## begin DATA FOR PROCESSING
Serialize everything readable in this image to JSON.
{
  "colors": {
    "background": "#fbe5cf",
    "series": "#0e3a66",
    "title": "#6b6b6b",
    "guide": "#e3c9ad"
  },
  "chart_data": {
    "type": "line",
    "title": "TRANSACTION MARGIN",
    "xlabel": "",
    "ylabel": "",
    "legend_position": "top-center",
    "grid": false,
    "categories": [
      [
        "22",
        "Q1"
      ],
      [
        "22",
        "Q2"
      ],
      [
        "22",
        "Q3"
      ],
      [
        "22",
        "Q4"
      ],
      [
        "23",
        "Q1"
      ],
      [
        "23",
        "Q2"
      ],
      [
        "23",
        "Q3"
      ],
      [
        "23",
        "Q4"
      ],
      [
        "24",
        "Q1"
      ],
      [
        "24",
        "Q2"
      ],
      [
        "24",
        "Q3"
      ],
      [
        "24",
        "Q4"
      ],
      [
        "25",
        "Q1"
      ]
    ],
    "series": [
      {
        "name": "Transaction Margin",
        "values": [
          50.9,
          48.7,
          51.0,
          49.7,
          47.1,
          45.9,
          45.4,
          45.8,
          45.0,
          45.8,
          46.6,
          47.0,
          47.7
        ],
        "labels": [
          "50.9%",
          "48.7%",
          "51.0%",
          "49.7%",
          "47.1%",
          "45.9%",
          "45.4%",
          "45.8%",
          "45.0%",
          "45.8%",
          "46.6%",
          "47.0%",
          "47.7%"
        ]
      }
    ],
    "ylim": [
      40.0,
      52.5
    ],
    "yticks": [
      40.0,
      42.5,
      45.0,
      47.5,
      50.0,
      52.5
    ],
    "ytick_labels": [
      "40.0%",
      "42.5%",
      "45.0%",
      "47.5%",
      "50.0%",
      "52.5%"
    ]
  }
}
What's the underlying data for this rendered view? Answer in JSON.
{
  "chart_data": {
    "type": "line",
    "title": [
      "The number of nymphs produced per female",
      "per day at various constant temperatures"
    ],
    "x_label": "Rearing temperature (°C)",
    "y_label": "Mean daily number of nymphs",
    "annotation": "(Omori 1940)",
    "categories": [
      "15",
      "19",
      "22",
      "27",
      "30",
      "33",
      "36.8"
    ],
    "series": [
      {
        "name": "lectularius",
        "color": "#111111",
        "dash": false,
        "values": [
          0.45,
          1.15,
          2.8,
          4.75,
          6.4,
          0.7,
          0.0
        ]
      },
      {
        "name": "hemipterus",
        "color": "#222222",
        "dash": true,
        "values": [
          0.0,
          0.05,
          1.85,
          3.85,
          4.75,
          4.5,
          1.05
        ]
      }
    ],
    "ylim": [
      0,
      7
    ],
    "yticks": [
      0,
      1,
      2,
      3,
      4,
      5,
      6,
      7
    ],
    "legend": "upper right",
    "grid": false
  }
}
## end DATA FOR PROCESSING
* **WHAT THIS TASK INVOLVES**
Your task is to repeat every line exactly.

* **RESPONSE TO THE EXERCISE**
Serialize everything readable in this image to JSON.
{
  "colors": {
    "background": "#fbe5cf",
    "series": "#0e3a66",
    "title": "#6b6b6b",
    "guide": "#e3c9ad"
  },
  "chart_data": {
    "type": "line",
    "title": "TRANSACTION MARGIN",
    "xlabel": "",
    "ylabel": "",
    "legend_position": "top-center",
    "grid": false,
    "categories": [
      [
        "22",
        "Q1"
      ],
      [
        "22",
        "Q2"
      ],
      [
        "22",
        "Q3"
      ],
      [
        "22",
        "Q4"
      ],
      [
        "23",
        "Q1"
      ],
      [
        "23",
        "Q2"
      ],
      [
        "23",
        "Q3"
      ],
      [
        "23",
        "Q4"
      ],
      [
        "24",
        "Q1"
      ],
      [
        "24",
        "Q2"
      ],
      [
        "24",
        "Q3"
      ],
      [
        "24",
        "Q4"
      ],
      [
        "25",
        "Q1"
      ]
    ],
    "series": [
      {
        "name": "Transaction Margin",
        "values": [
          50.9,
          48.7,
          51.0,
          49.7,
          47.1,
          45.9,
          45.4,
          45.8,
          45.0,
          45.8,
          46.6,
          47.0,
          47.7
        ],
        "labels": [
          "50.9%",
          "48.7%",
          "51.0%",
          "49.7%",
          "47.1%",
          "45.9%",
          "45.4%",
          "45.8%",
          "45.0%",
          "45.8%",
          "46.6%",
          "47.0%",
          "47.7%"
        ]
      }
    ],
    "ylim": [
      40.0,
      52.5
    ],
    "yticks": [
      40.0,
      42.5,
      45.0,
      47.5,
      50.0,
      52.5
    ],
    "ytick_labels": [
      "40.0%",
      "42.5%",
      "45.0%",
      "47.5%",
      "50.0%",
      "52.5%"
    ]
  }
}
What's the underlying data for this rendered view? Answer in JSON.
{
  "chart_data": {
    "type": "line",
    "title": [
      "The number of nymphs produced per female",
      "per day at various constant temperatures"
    ],
    "x_label": "Rearing temperature (°C)",
    "y_label": "Mean daily number of nymphs",
    "annotation": "(Omori 1940)",
    "categories": [
      "15",
      "19",
      "22",
      "27",
      "30",
      "33",
      "36.8"
    ],
    "series": [
      {
        "name": "lectularius",
        "color": "#111111",
        "dash": false,
        "values": [
          0.45,
          1.15,
          2.8,
          4.75,
          6.4,
          0.7,
          0.0
        ]
      },
      {
        "name": "hemipterus",
        "color": "#222222",
        "dash": true,
        "values": [
          0.0,
          0.05,
          1.85,
          3.85,
          4.75,
          4.5,
          1.05
        ]
      }
    ],
    "ylim": [
      0,
      7
    ],
    "yticks": [
      0,
      1,
      2,
      3,
      4,
      5,
      6,
      7
    ],
    "legend": "upper right",
    "grid": false
  }
}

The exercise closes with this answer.